The details of the recipe used upon the next process are respectively set, similarly to the recipe used upon the previous process. In addition, the target film thickness Dt is set anew.

(2) Film-Thickness Estimating Model

The film-thickness estimating model is used for estimating fluctuations of the film thickness due to fluctuations of the surface condition of each dummy wafer Wd. This model corresponds to the arrangement/film-forming-amount model indicative of the influence on the film-forming amount on each substrate due to the arrangement of unprocessed substrates and processed substrates among the plurality of substrates. With such a film-thickness estimating model, the film thickness of each monitor wafer Wm can be estimated, corresponding to the arrangement of the processed wafers Wy relative to the dummy wafers Wd.

In this case, the film thickness of each monitor wafer Wm is estimated, based on a degree of influence, i.e., α (S, N), as defined below. Namely, this degree of influence α (S, N) can be considered herein as the film-thickness estimating model.

The degree of influence α (S, N) is a parameter indicative of influence exerted on the film thickness of each monitor wafer Wm per sheet of the processed wafer Wy, when the processed wafers Wy are arranged from each gas introducing port up to the monitor wafer Wm. Such a degree of influence α (S, N) can be expressed by the following equation (1).

α(S, N)=(D0−DN)/N (1)

wherein

S: an identifier for identifying the position of the monitor wafer Wm (e.g., the slot number);

N: the number of sheets of the processed wafers Wy arranged on the route for the reaction gas, from the gas introducing port up to the monitor wafer Wm (i.e., the number of sheets of the processed wafers on the route);

DN: the film thickness of the monitor wafer Wm when the number of sheets of the processed wafers on the route is N; and

D0: the film thickness of the monitor wafer Wm when the number of sheets of the processed wafers on the route is zero (0) (i.e., the unprocessed wafers Wn are arranged in all of the slots on the route).
---
§ **Work required**:
Rewrite the film-thickness model description between "N: the number" and "on the route).", inclusive, replacing "reaction gas" with "process gas".

§ **Given data**:
---
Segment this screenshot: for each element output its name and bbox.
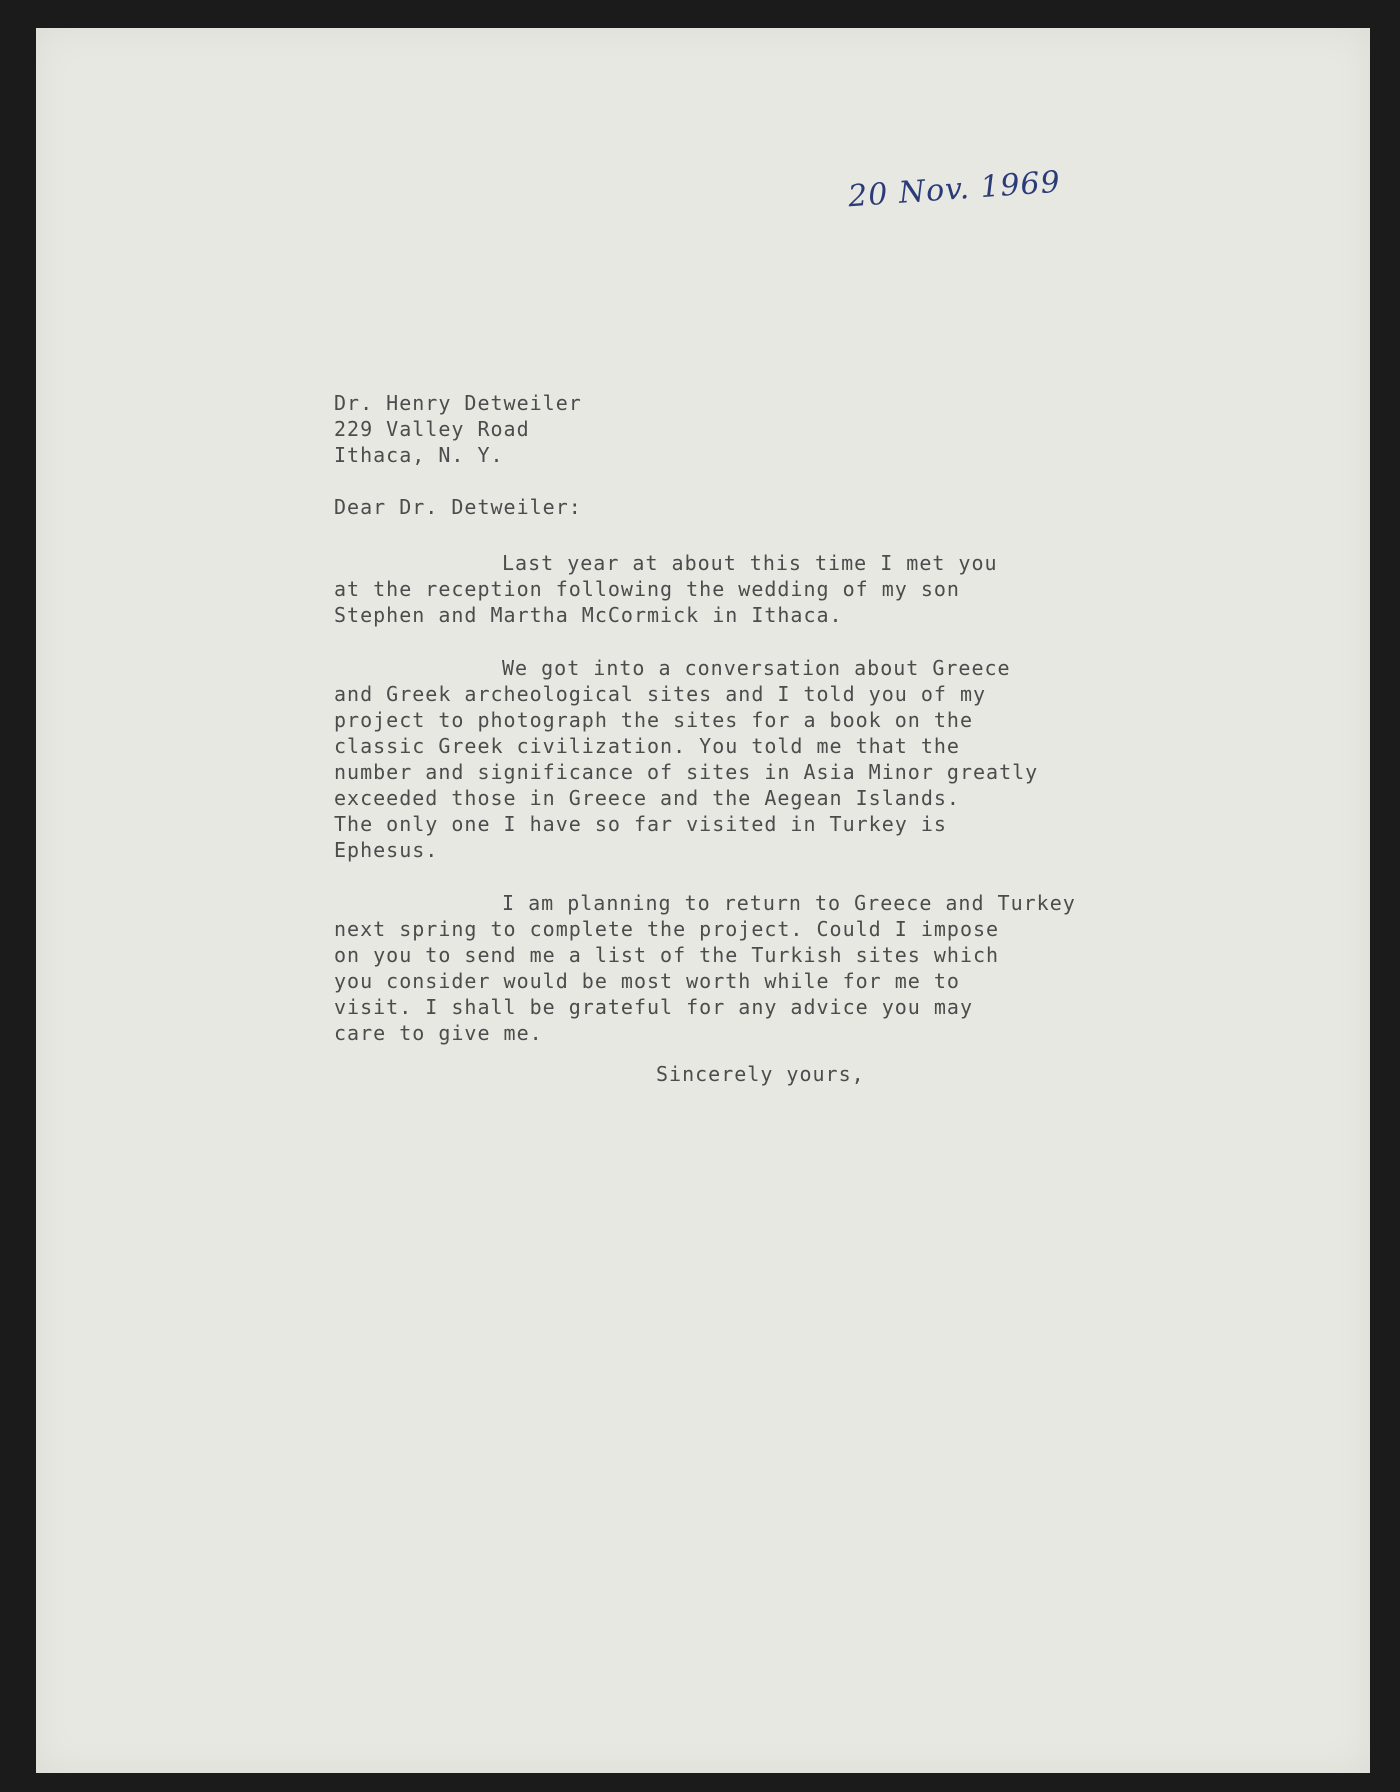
---
§ **Task solution**:
N: the number of sheets of the processed wafers Wy arranged on the route for the process gas, from the gas introducing port up to the monitor wafer Wm (i.e., the number of sheets of the processed wafers on the route);

DN: the film thickness of the monitor wafer Wm when the number of sheets of the processed wafers on the route is N; and

D0: the film thickness of the monitor wafer Wm when the number of sheets of the processed wafers on the route is zero (0) (i.e., the unprocessed wafers Wn are arranged in all of the slots on the route).